Exercise aim: Using the material that follows, identify and copy each line with the string "this".

Source material:
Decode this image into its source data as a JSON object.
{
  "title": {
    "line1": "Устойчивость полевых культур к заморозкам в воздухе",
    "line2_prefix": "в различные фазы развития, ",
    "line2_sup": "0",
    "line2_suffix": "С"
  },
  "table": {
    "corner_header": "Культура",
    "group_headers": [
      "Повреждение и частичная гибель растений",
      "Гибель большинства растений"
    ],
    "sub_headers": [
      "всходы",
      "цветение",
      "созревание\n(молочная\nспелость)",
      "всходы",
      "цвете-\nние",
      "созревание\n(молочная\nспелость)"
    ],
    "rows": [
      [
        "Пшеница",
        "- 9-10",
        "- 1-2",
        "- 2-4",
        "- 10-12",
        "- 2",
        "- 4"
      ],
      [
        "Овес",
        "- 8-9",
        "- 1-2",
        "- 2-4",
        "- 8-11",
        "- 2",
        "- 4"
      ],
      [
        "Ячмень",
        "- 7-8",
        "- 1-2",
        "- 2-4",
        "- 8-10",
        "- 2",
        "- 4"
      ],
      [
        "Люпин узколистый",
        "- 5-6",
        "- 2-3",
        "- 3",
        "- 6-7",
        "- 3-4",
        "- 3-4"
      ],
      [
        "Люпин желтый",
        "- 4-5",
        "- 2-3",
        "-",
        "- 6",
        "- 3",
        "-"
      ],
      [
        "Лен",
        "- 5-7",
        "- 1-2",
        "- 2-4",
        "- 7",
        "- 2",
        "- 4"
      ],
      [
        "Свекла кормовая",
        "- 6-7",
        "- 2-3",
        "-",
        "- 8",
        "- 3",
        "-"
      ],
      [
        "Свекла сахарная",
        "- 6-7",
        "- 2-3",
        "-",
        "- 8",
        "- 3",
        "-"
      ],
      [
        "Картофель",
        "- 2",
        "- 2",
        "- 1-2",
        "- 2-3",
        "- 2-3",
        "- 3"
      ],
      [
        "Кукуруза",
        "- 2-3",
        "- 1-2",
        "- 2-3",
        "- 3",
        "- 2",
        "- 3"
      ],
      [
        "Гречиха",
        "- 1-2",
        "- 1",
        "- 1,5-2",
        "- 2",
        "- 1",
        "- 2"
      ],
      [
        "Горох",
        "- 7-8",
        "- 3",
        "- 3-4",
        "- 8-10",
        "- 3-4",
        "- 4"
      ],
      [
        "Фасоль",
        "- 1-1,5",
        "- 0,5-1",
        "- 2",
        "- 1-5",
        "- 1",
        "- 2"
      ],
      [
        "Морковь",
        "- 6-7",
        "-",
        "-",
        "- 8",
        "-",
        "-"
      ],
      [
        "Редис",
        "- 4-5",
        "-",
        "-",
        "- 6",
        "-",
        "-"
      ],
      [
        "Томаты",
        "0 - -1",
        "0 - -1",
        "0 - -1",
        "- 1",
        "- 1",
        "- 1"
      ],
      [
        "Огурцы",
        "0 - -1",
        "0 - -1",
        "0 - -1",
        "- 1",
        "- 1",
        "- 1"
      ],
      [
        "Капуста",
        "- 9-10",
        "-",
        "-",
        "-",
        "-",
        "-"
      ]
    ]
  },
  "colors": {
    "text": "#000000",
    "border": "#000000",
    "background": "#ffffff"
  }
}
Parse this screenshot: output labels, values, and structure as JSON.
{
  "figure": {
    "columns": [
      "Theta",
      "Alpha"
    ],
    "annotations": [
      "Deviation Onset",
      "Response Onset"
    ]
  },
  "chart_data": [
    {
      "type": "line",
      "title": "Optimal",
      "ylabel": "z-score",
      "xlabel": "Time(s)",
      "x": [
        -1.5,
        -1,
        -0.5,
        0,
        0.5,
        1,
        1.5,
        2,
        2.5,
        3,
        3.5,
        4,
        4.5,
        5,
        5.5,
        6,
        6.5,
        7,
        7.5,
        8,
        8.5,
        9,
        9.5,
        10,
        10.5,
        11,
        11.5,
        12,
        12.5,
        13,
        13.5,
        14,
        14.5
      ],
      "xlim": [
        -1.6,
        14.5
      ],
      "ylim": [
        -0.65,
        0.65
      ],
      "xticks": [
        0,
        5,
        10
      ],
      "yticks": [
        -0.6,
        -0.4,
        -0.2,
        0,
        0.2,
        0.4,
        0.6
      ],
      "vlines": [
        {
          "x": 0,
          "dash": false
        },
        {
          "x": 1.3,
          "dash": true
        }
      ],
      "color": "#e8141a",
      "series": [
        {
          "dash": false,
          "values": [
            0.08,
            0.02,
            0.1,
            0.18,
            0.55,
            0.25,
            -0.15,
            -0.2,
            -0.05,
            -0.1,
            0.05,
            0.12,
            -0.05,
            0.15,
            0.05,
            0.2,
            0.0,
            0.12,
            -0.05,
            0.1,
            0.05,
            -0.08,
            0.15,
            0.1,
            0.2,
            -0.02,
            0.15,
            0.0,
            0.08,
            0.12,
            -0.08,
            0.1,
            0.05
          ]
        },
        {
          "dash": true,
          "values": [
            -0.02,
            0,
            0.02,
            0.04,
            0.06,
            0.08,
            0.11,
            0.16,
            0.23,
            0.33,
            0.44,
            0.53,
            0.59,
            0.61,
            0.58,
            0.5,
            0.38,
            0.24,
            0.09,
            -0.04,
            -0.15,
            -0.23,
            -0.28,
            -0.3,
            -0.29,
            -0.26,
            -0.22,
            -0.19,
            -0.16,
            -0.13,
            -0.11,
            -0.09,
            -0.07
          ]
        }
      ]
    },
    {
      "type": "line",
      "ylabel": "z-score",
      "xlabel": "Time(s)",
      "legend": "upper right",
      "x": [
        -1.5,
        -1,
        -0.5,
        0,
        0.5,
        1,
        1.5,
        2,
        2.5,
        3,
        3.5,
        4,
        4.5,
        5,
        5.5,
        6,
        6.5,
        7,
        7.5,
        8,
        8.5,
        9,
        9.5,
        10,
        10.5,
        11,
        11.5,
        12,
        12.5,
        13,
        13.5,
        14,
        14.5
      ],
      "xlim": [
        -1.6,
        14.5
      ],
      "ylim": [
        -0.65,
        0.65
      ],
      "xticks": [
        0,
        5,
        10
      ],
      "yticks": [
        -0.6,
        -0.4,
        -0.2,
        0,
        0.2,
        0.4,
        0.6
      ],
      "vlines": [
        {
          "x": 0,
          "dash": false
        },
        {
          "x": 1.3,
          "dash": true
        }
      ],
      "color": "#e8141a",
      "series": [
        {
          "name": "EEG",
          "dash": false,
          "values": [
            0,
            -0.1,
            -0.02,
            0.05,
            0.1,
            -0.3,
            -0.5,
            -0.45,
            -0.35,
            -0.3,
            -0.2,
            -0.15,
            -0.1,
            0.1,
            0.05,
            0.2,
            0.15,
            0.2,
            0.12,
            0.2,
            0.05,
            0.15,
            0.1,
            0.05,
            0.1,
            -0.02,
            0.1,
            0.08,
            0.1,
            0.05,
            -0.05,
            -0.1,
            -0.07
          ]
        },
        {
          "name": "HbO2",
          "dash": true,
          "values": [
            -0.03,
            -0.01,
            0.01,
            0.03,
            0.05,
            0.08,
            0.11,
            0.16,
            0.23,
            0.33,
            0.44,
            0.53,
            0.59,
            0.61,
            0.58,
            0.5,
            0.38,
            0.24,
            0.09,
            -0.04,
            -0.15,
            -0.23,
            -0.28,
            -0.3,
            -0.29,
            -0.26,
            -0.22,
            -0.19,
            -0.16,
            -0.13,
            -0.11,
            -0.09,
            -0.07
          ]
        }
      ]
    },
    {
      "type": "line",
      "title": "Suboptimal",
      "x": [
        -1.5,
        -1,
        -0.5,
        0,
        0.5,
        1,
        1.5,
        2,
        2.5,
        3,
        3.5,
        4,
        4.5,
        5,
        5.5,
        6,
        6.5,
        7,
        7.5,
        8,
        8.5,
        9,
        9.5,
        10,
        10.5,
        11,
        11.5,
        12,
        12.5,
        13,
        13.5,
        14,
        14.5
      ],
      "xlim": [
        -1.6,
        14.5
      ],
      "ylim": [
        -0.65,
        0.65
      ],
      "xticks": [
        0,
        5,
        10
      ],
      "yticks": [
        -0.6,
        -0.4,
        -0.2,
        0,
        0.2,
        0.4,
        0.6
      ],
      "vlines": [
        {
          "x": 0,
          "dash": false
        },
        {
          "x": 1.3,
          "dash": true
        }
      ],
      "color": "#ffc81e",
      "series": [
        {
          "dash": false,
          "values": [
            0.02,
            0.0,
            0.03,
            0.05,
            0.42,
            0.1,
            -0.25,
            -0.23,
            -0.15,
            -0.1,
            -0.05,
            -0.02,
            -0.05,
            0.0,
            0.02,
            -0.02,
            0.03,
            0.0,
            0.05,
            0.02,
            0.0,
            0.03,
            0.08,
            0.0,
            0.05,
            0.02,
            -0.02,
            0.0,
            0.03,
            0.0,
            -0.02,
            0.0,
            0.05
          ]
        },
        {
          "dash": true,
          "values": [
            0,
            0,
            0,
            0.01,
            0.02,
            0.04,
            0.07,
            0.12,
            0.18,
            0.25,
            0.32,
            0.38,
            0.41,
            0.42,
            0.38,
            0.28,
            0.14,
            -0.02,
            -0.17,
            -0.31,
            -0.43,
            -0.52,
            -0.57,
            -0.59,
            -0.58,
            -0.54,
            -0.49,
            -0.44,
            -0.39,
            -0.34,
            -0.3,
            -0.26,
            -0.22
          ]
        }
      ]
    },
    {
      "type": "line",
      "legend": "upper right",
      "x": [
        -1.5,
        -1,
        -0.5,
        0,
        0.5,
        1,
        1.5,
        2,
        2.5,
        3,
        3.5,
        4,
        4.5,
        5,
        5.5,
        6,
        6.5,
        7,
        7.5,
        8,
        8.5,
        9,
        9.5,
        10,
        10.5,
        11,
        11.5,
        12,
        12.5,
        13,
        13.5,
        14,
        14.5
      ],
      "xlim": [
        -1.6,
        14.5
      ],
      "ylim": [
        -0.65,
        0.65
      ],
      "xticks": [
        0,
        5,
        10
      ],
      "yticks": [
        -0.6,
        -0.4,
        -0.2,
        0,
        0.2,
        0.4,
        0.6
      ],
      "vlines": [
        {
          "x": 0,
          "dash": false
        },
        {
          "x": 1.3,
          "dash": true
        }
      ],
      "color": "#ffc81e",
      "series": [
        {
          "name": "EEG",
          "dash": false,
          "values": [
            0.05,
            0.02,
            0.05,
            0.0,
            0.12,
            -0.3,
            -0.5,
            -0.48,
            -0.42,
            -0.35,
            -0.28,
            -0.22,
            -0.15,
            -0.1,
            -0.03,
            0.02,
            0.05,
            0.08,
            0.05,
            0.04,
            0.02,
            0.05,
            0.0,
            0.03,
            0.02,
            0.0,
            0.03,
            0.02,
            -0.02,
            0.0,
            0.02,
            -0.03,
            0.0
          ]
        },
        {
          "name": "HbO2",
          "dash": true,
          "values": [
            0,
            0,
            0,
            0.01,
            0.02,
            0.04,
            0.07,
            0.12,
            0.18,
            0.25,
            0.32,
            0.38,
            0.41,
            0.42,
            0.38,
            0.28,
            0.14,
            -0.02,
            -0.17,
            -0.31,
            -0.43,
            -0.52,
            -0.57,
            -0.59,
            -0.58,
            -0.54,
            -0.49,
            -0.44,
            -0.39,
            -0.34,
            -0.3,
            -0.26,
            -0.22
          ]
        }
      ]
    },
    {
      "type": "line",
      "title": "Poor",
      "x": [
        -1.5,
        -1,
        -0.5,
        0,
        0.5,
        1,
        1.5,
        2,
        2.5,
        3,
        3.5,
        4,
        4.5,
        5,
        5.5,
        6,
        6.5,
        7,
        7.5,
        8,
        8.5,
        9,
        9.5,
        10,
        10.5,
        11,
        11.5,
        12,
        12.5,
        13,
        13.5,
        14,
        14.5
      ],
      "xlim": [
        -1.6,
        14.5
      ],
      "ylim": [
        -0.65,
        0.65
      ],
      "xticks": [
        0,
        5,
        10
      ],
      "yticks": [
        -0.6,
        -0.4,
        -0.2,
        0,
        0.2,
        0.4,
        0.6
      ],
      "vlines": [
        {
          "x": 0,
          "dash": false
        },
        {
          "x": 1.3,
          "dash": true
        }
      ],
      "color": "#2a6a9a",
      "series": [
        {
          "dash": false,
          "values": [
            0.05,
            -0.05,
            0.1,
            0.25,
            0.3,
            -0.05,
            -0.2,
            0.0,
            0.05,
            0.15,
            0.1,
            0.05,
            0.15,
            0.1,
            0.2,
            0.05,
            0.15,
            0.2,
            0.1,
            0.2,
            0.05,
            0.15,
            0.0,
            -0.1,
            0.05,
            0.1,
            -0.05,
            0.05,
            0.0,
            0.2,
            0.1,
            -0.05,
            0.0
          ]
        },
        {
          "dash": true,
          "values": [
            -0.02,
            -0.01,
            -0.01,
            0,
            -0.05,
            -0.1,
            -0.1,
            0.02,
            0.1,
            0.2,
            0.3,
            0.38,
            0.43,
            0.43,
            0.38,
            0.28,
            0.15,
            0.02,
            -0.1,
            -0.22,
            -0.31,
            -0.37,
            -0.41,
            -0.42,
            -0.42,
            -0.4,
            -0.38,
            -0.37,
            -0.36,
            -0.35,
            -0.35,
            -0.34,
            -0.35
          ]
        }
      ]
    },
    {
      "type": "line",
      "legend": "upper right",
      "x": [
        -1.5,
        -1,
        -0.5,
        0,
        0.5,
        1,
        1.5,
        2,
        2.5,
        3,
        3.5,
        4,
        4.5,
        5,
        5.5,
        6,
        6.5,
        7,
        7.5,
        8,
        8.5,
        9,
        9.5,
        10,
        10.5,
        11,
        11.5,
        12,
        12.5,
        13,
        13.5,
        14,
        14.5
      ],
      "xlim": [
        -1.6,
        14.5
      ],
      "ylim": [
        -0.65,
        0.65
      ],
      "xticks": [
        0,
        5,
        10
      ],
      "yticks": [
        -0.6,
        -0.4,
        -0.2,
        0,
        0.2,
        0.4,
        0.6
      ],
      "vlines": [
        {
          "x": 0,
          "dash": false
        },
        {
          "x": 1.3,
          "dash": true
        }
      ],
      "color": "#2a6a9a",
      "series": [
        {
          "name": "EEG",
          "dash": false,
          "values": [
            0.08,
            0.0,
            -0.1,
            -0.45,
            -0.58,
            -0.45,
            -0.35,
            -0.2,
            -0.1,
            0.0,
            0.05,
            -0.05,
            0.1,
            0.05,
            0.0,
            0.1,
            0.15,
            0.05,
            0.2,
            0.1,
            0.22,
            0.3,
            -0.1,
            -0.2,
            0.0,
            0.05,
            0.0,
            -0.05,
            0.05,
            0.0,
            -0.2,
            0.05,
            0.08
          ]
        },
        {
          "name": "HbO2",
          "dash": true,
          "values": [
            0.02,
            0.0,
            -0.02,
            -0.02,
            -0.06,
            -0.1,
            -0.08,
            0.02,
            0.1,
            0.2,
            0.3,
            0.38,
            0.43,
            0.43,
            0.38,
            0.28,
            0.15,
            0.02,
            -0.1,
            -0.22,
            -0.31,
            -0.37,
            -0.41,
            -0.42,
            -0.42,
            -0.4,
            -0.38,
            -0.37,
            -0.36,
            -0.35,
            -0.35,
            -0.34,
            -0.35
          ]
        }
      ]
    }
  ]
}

Completed task:
Decode this image into its source data as a JSON object.
Parse this screenshot: output labels, values, and structure as JSON.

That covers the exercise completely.